[Dataset items]
=======
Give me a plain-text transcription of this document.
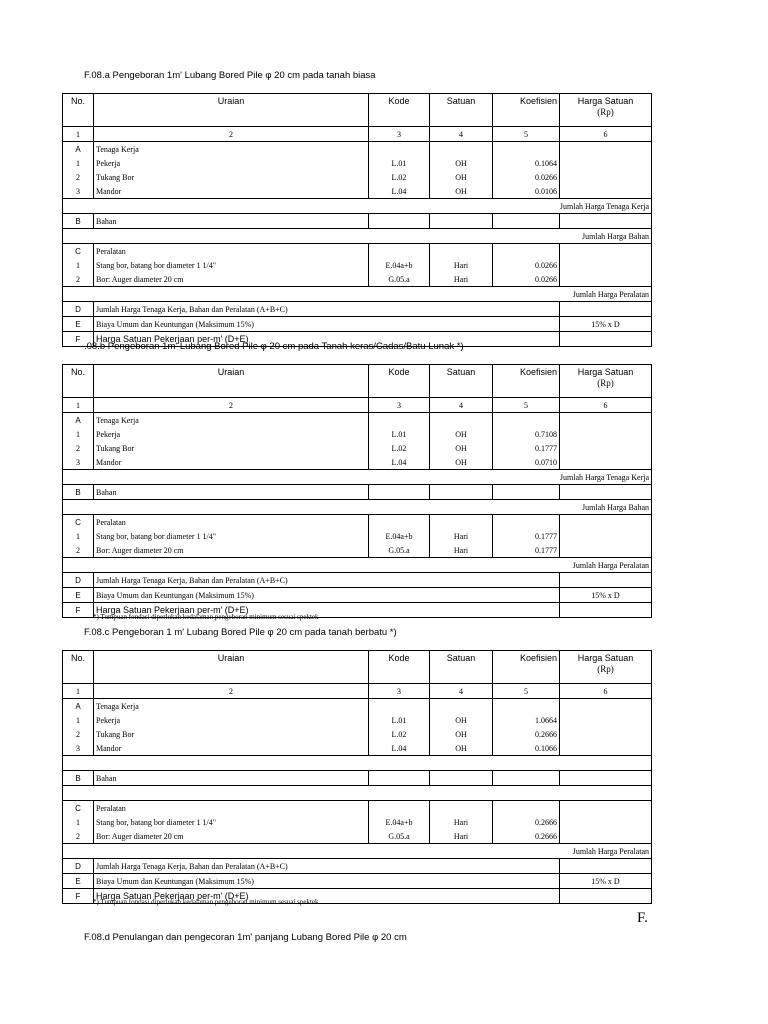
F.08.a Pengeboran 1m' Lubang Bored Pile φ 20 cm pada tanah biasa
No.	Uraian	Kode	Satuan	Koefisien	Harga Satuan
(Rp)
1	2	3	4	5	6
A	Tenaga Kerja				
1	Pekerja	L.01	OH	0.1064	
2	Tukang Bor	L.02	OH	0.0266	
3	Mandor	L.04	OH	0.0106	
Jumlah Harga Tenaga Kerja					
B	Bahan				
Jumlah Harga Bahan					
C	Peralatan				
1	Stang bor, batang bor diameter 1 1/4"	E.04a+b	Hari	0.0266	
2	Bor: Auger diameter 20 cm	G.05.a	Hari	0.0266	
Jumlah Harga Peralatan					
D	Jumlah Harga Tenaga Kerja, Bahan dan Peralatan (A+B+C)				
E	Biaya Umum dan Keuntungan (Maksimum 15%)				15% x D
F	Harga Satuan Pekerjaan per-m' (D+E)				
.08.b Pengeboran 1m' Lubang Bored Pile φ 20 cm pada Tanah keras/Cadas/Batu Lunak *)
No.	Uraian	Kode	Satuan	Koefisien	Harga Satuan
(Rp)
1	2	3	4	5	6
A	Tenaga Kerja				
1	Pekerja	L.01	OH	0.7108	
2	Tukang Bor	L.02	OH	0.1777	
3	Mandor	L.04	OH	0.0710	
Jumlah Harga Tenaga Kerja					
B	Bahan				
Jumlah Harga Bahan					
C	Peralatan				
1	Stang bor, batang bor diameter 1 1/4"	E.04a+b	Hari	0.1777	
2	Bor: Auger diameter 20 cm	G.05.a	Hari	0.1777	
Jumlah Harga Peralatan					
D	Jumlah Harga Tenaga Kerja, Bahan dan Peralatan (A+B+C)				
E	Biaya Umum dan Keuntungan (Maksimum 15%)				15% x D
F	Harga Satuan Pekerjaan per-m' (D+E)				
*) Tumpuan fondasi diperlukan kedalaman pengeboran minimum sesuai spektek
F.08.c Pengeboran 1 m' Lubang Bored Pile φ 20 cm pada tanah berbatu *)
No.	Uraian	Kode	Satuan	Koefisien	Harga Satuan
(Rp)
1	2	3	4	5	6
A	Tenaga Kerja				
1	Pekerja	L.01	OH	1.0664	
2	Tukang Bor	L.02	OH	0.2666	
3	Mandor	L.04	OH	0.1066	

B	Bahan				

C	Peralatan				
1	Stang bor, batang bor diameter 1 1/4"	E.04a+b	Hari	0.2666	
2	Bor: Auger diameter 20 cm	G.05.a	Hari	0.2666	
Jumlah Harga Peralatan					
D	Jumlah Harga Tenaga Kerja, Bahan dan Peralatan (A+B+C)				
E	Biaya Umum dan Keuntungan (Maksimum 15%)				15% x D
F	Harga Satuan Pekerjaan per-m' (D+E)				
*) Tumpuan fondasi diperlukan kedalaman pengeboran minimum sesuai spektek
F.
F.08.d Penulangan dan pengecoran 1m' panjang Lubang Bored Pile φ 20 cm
=======
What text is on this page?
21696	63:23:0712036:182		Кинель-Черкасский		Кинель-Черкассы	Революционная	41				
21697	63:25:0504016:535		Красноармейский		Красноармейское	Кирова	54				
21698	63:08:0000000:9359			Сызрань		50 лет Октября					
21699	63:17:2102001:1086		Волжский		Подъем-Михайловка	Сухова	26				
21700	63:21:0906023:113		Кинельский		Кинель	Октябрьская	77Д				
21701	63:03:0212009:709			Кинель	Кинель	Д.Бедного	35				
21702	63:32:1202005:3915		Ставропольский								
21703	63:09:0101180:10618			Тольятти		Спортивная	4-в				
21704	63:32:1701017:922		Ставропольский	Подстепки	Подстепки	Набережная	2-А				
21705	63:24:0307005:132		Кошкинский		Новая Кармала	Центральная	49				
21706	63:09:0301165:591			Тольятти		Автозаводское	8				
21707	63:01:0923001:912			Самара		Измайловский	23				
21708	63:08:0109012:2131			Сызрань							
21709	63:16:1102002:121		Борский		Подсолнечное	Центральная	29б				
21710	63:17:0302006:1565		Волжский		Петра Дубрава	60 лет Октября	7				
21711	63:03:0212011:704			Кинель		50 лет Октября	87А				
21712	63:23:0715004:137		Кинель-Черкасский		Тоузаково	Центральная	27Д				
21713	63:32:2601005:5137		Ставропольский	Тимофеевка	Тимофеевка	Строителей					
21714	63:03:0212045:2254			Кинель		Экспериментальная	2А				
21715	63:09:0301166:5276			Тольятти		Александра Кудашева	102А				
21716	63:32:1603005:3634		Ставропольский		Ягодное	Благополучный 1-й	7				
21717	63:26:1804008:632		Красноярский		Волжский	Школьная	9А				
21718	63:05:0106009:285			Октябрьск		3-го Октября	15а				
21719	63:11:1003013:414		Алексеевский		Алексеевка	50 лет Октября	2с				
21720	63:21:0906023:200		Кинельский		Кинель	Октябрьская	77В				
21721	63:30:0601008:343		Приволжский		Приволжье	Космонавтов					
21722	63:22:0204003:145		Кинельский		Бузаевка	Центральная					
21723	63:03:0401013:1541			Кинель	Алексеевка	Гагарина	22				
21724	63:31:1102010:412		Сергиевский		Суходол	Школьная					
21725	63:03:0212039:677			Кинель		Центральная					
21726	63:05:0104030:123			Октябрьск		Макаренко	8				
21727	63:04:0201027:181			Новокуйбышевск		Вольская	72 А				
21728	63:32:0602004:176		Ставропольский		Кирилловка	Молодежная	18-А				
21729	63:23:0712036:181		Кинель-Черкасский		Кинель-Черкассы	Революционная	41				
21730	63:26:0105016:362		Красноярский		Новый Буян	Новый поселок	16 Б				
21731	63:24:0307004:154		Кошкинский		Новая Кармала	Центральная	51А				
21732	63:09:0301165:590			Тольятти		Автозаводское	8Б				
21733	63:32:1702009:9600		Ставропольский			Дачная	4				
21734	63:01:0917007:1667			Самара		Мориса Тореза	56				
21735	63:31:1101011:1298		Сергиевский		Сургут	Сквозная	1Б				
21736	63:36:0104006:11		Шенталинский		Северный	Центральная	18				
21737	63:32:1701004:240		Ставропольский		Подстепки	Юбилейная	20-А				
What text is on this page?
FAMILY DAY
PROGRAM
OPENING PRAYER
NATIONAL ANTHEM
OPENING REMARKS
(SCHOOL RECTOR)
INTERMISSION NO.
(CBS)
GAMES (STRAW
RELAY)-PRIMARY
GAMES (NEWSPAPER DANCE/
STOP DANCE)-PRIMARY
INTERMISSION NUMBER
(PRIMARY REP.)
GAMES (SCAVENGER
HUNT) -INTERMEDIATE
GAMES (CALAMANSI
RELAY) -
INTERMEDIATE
=======
▶ **Stated task**
Scan the material above for the word "Mandor". Copy each line where it occurs.

▶ **Answer to this task**
3	Mandor	L.04	OH	0.0106	
3	Mandor	L.04	OH	0.0710	
3	Mandor	L.04	OH	0.1066	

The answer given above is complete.